Required work:
Which lines hold the word "over"? Copy each of them from the material.

Data supplied:

++++++++++++++++++++

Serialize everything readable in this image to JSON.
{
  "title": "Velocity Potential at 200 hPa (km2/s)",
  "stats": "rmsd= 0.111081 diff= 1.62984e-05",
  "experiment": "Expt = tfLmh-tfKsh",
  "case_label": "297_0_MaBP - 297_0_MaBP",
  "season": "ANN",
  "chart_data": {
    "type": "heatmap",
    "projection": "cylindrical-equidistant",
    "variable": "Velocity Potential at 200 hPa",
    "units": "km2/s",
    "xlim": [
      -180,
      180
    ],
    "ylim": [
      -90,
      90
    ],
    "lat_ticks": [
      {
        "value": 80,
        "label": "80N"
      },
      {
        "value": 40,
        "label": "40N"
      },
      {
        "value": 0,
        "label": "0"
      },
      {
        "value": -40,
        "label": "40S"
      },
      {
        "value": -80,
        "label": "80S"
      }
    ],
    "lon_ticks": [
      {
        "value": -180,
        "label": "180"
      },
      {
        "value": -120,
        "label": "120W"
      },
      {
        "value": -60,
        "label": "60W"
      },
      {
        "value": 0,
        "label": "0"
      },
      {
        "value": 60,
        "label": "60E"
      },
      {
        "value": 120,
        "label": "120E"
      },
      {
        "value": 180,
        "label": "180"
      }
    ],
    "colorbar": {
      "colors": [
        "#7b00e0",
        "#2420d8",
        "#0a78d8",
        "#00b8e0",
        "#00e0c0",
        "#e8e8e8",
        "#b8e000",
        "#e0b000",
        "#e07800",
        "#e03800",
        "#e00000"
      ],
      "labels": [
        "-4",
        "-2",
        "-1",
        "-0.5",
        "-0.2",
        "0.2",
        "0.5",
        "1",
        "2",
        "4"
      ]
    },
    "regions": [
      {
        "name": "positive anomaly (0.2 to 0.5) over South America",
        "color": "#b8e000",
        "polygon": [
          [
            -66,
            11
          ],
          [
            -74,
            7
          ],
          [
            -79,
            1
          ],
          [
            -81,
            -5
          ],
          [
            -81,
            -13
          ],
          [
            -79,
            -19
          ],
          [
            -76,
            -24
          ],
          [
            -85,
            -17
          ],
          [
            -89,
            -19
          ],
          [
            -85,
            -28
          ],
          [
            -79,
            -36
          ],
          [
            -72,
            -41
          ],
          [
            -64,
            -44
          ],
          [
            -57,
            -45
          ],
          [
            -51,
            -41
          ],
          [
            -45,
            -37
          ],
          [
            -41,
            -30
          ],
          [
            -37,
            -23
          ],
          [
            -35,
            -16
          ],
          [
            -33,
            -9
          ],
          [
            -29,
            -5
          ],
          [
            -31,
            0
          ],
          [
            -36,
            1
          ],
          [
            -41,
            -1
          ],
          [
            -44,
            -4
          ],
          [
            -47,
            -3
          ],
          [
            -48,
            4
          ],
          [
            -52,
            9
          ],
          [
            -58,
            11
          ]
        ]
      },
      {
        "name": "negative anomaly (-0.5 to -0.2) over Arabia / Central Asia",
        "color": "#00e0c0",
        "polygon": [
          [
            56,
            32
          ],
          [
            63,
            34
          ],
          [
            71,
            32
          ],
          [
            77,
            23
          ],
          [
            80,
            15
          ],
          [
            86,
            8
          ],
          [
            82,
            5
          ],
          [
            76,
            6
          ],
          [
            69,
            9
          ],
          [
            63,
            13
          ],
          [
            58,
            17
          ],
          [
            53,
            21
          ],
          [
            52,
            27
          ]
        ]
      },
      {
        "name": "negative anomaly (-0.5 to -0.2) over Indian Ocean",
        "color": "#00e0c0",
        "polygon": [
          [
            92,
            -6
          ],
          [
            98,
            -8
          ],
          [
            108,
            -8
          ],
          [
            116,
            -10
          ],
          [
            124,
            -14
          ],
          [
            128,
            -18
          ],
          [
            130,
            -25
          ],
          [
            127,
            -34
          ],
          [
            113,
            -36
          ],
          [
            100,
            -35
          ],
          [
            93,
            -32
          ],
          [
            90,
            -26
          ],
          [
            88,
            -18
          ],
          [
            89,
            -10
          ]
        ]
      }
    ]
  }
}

++++++++++++++++++++

Task response:
        "name": "positive anomaly (0.2 to 0.5) over South America",
        "name": "negative anomaly (-0.5 to -0.2) over Arabia / Central Asia",
        "name": "negative anomaly (-0.5 to -0.2) over Indian Ocean",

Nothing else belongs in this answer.